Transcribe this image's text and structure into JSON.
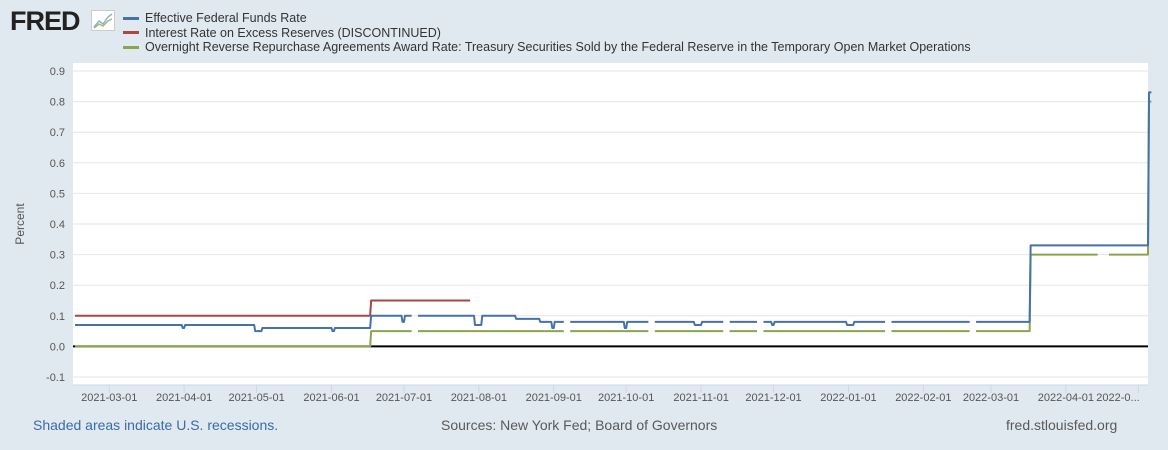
{
  "logo": "FRED",
  "chart_data": {
    "type": "line",
    "ylabel": "Percent",
    "ylim": [
      -0.1,
      0.9
    ],
    "yticks": [
      "0.9",
      "0.8",
      "0.7",
      "0.6",
      "0.5",
      "0.4",
      "0.3",
      "0.2",
      "0.1",
      "0.0",
      "-0.1"
    ],
    "xrange": [
      "2021-02-14",
      "2022-05-05"
    ],
    "xticks": [
      "2021-03-01",
      "2021-04-01",
      "2021-05-01",
      "2021-06-01",
      "2021-07-01",
      "2021-08-01",
      "2021-09-01",
      "2021-10-01",
      "2021-11-01",
      "2021-12-01",
      "2022-01-01",
      "2022-02-01",
      "2022-03-01",
      "2022-04-01",
      "2022-0..."
    ],
    "xtick_dates": [
      "2021-03-01",
      "2021-04-01",
      "2021-05-01",
      "2021-06-01",
      "2021-07-01",
      "2021-08-01",
      "2021-09-01",
      "2021-10-01",
      "2021-11-01",
      "2021-12-01",
      "2022-01-01",
      "2022-02-01",
      "2022-03-01",
      "2022-04-01",
      "2022-05-01"
    ],
    "series": [
      {
        "name": "Effective Federal Funds Rate",
        "color": "#4572a7",
        "points": [
          [
            "2021-02-14",
            0.07
          ],
          [
            "2021-03-31",
            0.06
          ],
          [
            "2021-04-01",
            0.07
          ],
          [
            "2021-04-30",
            0.05
          ],
          [
            "2021-05-03",
            0.06
          ],
          [
            "2021-06-01",
            0.05
          ],
          [
            "2021-06-02",
            0.06
          ],
          [
            "2021-06-17",
            0.1
          ],
          [
            "2021-06-30",
            0.08
          ],
          [
            "2021-07-01",
            0.1
          ],
          [
            "2021-07-05",
            null
          ],
          [
            "2021-07-06",
            0.1
          ],
          [
            "2021-07-30",
            0.07
          ],
          [
            "2021-08-02",
            0.1
          ],
          [
            "2021-08-16",
            0.09
          ],
          [
            "2021-08-26",
            0.08
          ],
          [
            "2021-08-31",
            0.06
          ],
          [
            "2021-09-01",
            0.08
          ],
          [
            "2021-09-06",
            null
          ],
          [
            "2021-09-07",
            0.08
          ],
          [
            "2021-09-30",
            0.06
          ],
          [
            "2021-10-01",
            0.08
          ],
          [
            "2021-10-11",
            null
          ],
          [
            "2021-10-12",
            0.08
          ],
          [
            "2021-10-29",
            0.07
          ],
          [
            "2021-11-01",
            0.08
          ],
          [
            "2021-11-11",
            null
          ],
          [
            "2021-11-12",
            0.08
          ],
          [
            "2021-11-25",
            null
          ],
          [
            "2021-11-26",
            0.08
          ],
          [
            "2021-11-30",
            0.07
          ],
          [
            "2021-12-01",
            0.08
          ],
          [
            "2021-12-31",
            0.07
          ],
          [
            "2022-01-03",
            0.08
          ],
          [
            "2022-01-17",
            null
          ],
          [
            "2022-01-18",
            0.08
          ],
          [
            "2022-02-21",
            null
          ],
          [
            "2022-02-22",
            0.08
          ],
          [
            "2022-03-17",
            0.33
          ],
          [
            "2022-05-05",
            0.83
          ],
          [
            "2022-05-06",
            0.83
          ]
        ]
      },
      {
        "name": "Interest Rate on Excess Reserves (DISCONTINUED)",
        "color": "#aa4643",
        "points": [
          [
            "2021-02-14",
            0.1
          ],
          [
            "2021-06-17",
            0.15
          ],
          [
            "2021-07-28",
            0.15
          ]
        ]
      },
      {
        "name": "Overnight Reverse Repurchase Agreements Award Rate: Treasury Securities Sold by the Federal Reserve in the Temporary Open Market Operations",
        "color": "#89a54e",
        "points": [
          [
            "2021-02-14",
            0.0
          ],
          [
            "2021-06-17",
            0.05
          ],
          [
            "2021-07-05",
            null
          ],
          [
            "2021-07-06",
            0.05
          ],
          [
            "2021-09-06",
            null
          ],
          [
            "2021-09-07",
            0.05
          ],
          [
            "2021-10-11",
            null
          ],
          [
            "2021-10-12",
            0.05
          ],
          [
            "2021-11-11",
            null
          ],
          [
            "2021-11-12",
            0.05
          ],
          [
            "2021-11-25",
            null
          ],
          [
            "2021-11-26",
            0.05
          ],
          [
            "2022-01-17",
            null
          ],
          [
            "2022-01-18",
            0.05
          ],
          [
            "2022-02-21",
            null
          ],
          [
            "2022-02-22",
            0.05
          ],
          [
            "2022-03-17",
            0.3
          ],
          [
            "2022-04-15",
            null
          ],
          [
            "2022-04-18",
            0.3
          ],
          [
            "2022-05-05",
            0.8
          ],
          [
            "2022-05-06",
            0.8
          ]
        ]
      }
    ]
  },
  "footer": {
    "recessions": "Shaded areas indicate U.S. recessions.",
    "sources": "Sources: New York Fed; Board of Governors",
    "site": "fred.stlouisfed.org"
  }
}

▶ [The problem]
All of the records above must be copied exactly, except for the pictures.

▶ [The result]
Transcribe this image's text and structure into JSON.
{
  "logo": "FRED",
  "chart_data": {
    "type": "line",
    "ylabel": "Percent",
    "ylim": [
      -0.1,
      0.9
    ],
    "yticks": [
      "0.9",
      "0.8",
      "0.7",
      "0.6",
      "0.5",
      "0.4",
      "0.3",
      "0.2",
      "0.1",
      "0.0",
      "-0.1"
    ],
    "xrange": [
      "2021-02-14",
      "2022-05-05"
    ],
    "xticks": [
      "2021-03-01",
      "2021-04-01",
      "2021-05-01",
      "2021-06-01",
      "2021-07-01",
      "2021-08-01",
      "2021-09-01",
      "2021-10-01",
      "2021-11-01",
      "2021-12-01",
      "2022-01-01",
      "2022-02-01",
      "2022-03-01",
      "2022-04-01",
      "2022-0..."
    ],
    "xtick_dates": [
      "2021-03-01",
      "2021-04-01",
      "2021-05-01",
      "2021-06-01",
      "2021-07-01",
      "2021-08-01",
      "2021-09-01",
      "2021-10-01",
      "2021-11-01",
      "2021-12-01",
      "2022-01-01",
      "2022-02-01",
      "2022-03-01",
      "2022-04-01",
      "2022-05-01"
    ],
    "series": [
      {
        "name": "Effective Federal Funds Rate",
        "color": "#4572a7",
        "points": [
          [
            "2021-02-14",
            0.07
          ],
          [
            "2021-03-31",
            0.06
          ],
          [
            "2021-04-01",
            0.07
          ],
          [
            "2021-04-30",
            0.05
          ],
          [
            "2021-05-03",
            0.06
          ],
          [
            "2021-06-01",
            0.05
          ],
          [
            "2021-06-02",
            0.06
          ],
          [
            "2021-06-17",
            0.1
          ],
          [
            "2021-06-30",
            0.08
          ],
          [
            "2021-07-01",
            0.1
          ],
          [
            "2021-07-05",
            null
          ],
          [
            "2021-07-06",
            0.1
          ],
          [
            "2021-07-30",
            0.07
          ],
          [
            "2021-08-02",
            0.1
          ],
          [
            "2021-08-16",
            0.09
          ],
          [
            "2021-08-26",
            0.08
          ],
          [
            "2021-08-31",
            0.06
          ],
          [
            "2021-09-01",
            0.08
          ],
          [
            "2021-09-06",
            null
          ],
          [
            "2021-09-07",
            0.08
          ],
          [
            "2021-09-30",
            0.06
          ],
          [
            "2021-10-01",
            0.08
          ],
          [
            "2021-10-11",
            null
          ],
          [
            "2021-10-12",
            0.08
          ],
          [
            "2021-10-29",
            0.07
          ],
          [
            "2021-11-01",
            0.08
          ],
          [
            "2021-11-11",
            null
          ],
          [
            "2021-11-12",
            0.08
          ],
          [
            "2021-11-25",
            null
          ],
          [
            "2021-11-26",
            0.08
          ],
          [
            "2021-11-30",
            0.07
          ],
          [
            "2021-12-01",
            0.08
          ],
          [
            "2021-12-31",
            0.07
          ],
          [
            "2022-01-03",
            0.08
          ],
          [
            "2022-01-17",
            null
          ],
          [
            "2022-01-18",
            0.08
          ],
          [
            "2022-02-21",
            null
          ],
          [
            "2022-02-22",
            0.08
          ],
          [
            "2022-03-17",
            0.33
          ],
          [
            "2022-05-05",
            0.83
          ],
          [
            "2022-05-06",
            0.83
          ]
        ]
      },
      {
        "name": "Interest Rate on Excess Reserves (DISCONTINUED)",
        "color": "#aa4643",
        "points": [
          [
            "2021-02-14",
            0.1
          ],
          [
            "2021-06-17",
            0.15
          ],
          [
            "2021-07-28",
            0.15
          ]
        ]
      },
      {
        "name": "Overnight Reverse Repurchase Agreements Award Rate: Treasury Securities Sold by the Federal Reserve in the Temporary Open Market Operations",
        "color": "#89a54e",
        "points": [
          [
            "2021-02-14",
            0.0
          ],
          [
            "2021-06-17",
            0.05
          ],
          [
            "2021-07-05",
            null
          ],
          [
            "2021-07-06",
            0.05
          ],
          [
            "2021-09-06",
            null
          ],
          [
            "2021-09-07",
            0.05
          ],
          [
            "2021-10-11",
            null
          ],
          [
            "2021-10-12",
            0.05
          ],
          [
            "2021-11-11",
            null
          ],
          [
            "2021-11-12",
            0.05
          ],
          [
            "2021-11-25",
            null
          ],
          [
            "2021-11-26",
            0.05
          ],
          [
            "2022-01-17",
            null
          ],
          [
            "2022-01-18",
            0.05
          ],
          [
            "2022-02-21",
            null
          ],
          [
            "2022-02-22",
            0.05
          ],
          [
            "2022-03-17",
            0.3
          ],
          [
            "2022-04-15",
            null
          ],
          [
            "2022-04-18",
            0.3
          ],
          [
            "2022-05-05",
            0.8
          ],
          [
            "2022-05-06",
            0.8
          ]
        ]
      }
    ]
  },
  "footer": {
    "recessions": "Shaded areas indicate U.S. recessions.",
    "sources": "Sources: New York Fed; Board of Governors",
    "site": "fred.stlouisfed.org"
  }
}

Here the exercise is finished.